→ **Provided material**
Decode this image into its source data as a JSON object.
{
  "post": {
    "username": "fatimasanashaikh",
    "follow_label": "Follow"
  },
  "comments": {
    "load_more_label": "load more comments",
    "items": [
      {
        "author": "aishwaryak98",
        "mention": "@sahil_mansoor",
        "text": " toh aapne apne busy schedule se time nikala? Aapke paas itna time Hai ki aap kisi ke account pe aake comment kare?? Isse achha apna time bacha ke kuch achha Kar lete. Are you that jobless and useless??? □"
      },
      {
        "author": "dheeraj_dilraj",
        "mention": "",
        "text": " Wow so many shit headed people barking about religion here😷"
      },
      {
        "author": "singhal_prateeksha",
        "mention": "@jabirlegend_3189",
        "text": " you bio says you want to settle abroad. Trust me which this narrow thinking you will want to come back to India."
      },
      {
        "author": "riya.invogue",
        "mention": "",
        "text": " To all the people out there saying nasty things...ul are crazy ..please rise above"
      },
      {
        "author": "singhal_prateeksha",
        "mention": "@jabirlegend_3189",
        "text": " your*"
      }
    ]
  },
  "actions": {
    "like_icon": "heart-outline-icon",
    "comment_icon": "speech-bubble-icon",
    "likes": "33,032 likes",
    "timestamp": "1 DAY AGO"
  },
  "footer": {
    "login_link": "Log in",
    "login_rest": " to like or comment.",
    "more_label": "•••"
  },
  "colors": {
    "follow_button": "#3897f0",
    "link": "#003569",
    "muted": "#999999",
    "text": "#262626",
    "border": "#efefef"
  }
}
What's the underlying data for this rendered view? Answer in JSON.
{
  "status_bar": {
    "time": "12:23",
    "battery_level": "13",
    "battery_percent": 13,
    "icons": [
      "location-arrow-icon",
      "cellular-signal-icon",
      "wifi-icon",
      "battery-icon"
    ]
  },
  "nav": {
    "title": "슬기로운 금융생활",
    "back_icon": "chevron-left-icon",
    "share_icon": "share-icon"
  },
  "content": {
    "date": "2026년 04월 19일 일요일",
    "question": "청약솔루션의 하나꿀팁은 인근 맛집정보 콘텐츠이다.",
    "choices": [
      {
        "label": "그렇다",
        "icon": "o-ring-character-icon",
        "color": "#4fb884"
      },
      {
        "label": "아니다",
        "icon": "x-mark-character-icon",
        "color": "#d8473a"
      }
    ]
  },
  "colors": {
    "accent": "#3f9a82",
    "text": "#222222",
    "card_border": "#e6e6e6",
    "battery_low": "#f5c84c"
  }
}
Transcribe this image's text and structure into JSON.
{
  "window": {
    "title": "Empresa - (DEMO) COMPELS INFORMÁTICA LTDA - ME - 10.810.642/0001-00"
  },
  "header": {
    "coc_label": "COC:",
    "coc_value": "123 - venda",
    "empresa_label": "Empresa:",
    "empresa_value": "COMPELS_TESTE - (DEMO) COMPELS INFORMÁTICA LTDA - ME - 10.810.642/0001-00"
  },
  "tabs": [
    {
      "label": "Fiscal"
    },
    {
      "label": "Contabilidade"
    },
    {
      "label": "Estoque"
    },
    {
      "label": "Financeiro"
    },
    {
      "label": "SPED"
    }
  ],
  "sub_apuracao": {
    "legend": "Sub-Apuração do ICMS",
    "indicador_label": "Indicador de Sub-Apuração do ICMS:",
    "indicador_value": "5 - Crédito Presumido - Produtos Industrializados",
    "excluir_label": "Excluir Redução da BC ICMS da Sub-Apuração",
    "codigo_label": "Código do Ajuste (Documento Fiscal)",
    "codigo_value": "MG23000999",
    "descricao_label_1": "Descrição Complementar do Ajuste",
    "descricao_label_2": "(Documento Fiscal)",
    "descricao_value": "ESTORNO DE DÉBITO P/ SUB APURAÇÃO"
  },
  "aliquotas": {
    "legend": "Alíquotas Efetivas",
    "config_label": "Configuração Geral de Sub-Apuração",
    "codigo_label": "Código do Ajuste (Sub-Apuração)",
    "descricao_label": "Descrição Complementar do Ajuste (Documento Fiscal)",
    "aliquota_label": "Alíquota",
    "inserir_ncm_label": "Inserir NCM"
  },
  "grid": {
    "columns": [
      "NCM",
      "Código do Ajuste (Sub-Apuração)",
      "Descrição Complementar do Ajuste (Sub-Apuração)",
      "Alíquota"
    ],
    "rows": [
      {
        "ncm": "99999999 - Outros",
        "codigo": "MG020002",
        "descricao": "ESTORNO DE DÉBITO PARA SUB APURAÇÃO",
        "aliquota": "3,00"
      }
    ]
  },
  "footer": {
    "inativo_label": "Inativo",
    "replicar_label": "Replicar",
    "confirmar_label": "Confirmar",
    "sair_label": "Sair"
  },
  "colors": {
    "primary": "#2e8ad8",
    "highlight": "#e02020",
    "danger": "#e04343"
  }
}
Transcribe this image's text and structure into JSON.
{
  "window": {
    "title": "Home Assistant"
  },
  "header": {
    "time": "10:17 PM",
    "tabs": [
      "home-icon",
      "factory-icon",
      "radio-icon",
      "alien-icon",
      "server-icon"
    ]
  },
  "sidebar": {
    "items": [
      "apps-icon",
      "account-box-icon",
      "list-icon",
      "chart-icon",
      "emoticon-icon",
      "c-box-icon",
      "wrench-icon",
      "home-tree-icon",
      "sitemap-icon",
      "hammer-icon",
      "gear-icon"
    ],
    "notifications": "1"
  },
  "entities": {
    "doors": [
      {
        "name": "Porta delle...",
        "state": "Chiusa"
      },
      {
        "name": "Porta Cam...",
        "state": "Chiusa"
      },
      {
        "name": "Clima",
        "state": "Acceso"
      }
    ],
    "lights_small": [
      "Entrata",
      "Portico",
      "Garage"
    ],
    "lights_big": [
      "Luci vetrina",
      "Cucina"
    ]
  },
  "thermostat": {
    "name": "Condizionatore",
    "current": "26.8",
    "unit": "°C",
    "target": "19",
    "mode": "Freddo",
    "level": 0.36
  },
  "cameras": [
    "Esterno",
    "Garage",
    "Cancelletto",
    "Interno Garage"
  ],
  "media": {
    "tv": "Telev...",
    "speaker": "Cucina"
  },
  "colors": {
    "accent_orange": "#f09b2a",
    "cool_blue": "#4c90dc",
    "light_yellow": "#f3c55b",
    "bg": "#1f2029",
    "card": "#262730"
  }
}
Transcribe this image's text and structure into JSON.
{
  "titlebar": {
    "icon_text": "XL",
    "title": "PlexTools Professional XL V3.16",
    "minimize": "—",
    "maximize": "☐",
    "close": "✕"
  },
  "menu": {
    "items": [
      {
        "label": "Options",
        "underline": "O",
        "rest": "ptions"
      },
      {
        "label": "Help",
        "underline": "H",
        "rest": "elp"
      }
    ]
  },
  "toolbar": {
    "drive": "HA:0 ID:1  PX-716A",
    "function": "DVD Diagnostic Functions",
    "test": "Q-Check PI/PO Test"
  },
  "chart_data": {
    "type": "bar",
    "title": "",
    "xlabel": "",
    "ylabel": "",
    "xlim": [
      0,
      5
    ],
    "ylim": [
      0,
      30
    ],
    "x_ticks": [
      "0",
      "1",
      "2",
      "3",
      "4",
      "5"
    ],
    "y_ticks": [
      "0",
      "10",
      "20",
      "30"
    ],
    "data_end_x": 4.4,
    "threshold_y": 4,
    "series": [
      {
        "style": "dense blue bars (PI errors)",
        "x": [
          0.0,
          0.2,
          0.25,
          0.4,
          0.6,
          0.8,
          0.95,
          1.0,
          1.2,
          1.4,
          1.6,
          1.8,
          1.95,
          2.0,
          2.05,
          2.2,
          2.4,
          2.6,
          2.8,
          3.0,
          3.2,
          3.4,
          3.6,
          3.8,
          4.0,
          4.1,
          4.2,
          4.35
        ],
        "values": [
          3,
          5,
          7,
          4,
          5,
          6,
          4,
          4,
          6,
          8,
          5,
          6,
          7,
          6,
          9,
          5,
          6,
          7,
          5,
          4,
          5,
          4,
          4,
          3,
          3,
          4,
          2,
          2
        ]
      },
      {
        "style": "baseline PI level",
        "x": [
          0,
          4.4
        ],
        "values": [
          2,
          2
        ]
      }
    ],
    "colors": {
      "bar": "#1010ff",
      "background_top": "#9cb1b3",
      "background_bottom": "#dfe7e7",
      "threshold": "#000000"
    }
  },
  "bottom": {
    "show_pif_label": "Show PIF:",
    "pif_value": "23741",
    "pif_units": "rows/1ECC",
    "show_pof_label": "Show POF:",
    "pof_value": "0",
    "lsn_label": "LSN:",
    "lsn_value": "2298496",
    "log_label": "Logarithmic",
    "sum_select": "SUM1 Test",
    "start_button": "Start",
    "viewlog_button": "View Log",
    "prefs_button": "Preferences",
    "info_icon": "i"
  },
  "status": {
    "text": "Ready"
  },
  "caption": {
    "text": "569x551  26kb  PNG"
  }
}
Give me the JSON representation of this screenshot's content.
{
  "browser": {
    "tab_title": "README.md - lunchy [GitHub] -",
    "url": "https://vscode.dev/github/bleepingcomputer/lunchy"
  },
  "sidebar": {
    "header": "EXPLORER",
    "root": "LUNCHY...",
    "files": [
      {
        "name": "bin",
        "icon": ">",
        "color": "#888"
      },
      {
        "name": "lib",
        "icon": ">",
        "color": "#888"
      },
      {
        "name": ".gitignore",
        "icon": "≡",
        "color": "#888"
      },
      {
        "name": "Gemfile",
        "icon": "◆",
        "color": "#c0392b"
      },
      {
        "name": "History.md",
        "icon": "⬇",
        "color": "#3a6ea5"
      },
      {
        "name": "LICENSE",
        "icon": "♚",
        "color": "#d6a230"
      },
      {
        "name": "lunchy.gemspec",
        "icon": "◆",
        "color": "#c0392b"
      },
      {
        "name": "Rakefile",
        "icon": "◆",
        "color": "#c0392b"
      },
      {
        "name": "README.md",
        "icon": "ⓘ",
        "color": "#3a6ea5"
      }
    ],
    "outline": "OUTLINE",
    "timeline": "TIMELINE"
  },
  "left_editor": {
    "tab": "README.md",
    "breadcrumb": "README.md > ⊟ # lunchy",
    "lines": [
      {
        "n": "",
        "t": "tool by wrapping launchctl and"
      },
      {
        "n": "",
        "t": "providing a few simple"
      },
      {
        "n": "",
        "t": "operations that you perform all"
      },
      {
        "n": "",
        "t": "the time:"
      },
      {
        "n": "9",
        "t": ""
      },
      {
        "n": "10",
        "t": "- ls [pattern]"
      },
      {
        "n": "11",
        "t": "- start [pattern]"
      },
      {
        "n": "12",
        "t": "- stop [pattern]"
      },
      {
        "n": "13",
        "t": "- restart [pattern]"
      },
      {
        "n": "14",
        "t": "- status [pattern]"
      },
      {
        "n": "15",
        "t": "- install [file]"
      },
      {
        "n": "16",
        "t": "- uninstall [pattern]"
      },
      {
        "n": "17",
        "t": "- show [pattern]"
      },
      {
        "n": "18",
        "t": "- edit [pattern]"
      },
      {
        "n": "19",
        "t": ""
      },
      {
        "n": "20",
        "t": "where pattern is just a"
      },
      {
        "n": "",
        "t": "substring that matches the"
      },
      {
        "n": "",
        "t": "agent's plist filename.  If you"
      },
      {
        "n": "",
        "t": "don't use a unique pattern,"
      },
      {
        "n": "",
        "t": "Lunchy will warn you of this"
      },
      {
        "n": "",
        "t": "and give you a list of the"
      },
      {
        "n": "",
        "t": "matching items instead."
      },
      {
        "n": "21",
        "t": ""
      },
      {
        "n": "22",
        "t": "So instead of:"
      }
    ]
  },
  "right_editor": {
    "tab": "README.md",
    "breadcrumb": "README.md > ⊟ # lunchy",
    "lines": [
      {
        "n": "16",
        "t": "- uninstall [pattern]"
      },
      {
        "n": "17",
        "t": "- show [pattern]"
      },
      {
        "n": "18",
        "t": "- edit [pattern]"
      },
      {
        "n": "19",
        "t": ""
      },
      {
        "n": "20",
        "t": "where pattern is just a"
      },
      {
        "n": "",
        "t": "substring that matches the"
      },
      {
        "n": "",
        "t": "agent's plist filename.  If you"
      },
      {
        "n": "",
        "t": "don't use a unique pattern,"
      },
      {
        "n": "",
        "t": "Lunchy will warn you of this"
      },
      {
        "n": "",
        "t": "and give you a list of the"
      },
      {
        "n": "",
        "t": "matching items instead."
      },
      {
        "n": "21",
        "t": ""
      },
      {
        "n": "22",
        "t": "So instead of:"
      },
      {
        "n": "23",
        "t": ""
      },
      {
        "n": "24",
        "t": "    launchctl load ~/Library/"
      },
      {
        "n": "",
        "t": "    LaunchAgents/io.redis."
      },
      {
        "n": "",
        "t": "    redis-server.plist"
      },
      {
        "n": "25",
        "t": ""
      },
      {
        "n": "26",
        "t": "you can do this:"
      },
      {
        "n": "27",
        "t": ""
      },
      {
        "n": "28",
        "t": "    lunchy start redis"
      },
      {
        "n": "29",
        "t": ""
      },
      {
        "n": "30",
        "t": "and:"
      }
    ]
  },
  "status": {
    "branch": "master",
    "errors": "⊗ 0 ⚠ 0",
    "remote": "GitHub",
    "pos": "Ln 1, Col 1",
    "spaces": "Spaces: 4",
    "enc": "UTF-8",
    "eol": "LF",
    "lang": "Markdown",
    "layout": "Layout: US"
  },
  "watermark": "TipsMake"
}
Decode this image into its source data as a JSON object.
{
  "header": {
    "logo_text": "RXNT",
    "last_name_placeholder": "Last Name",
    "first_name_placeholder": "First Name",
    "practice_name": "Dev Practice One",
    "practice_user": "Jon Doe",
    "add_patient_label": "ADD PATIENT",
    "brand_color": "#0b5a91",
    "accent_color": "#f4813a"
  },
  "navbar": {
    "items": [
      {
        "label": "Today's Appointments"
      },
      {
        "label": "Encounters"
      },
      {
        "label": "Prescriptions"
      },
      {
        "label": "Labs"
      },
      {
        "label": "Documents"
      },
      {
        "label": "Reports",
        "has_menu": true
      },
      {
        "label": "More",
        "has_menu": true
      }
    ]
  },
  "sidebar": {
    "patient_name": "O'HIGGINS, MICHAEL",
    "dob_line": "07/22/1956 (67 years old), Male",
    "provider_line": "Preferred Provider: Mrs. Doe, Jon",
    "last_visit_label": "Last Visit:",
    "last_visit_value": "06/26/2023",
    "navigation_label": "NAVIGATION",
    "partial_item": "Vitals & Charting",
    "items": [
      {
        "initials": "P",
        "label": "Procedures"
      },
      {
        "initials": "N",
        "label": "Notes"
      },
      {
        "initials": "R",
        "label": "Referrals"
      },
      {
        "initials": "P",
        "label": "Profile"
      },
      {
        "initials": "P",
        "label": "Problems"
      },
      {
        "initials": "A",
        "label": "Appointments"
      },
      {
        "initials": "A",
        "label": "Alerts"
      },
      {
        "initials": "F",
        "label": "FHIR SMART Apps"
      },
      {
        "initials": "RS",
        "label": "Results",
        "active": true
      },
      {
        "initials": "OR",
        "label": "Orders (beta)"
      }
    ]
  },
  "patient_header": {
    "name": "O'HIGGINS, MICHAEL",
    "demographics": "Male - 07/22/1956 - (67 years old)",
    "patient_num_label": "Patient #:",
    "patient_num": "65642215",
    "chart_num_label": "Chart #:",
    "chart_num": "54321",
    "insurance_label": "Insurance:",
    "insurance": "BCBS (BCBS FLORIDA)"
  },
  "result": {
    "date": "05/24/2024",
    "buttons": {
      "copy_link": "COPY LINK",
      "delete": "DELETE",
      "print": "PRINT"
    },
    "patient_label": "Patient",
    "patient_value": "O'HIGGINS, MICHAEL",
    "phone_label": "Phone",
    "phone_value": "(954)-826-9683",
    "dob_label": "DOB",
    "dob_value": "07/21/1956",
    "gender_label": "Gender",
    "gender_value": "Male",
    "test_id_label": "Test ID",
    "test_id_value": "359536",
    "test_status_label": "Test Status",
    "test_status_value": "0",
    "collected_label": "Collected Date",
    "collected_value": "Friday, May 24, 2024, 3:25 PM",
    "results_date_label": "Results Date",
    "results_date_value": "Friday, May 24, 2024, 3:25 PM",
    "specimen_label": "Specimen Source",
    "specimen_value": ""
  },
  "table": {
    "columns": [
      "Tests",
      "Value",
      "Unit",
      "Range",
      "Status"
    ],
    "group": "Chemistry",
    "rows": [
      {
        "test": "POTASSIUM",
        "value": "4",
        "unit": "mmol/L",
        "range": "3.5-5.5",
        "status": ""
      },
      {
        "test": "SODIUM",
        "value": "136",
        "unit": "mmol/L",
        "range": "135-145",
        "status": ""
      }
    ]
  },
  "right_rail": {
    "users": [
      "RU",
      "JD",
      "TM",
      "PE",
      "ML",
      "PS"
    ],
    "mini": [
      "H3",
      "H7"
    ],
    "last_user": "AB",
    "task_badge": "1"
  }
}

→ **Exercise description**
Check each line of these records for the string "Ajuste" and state only how many lines have it.

→ **Complete response**
6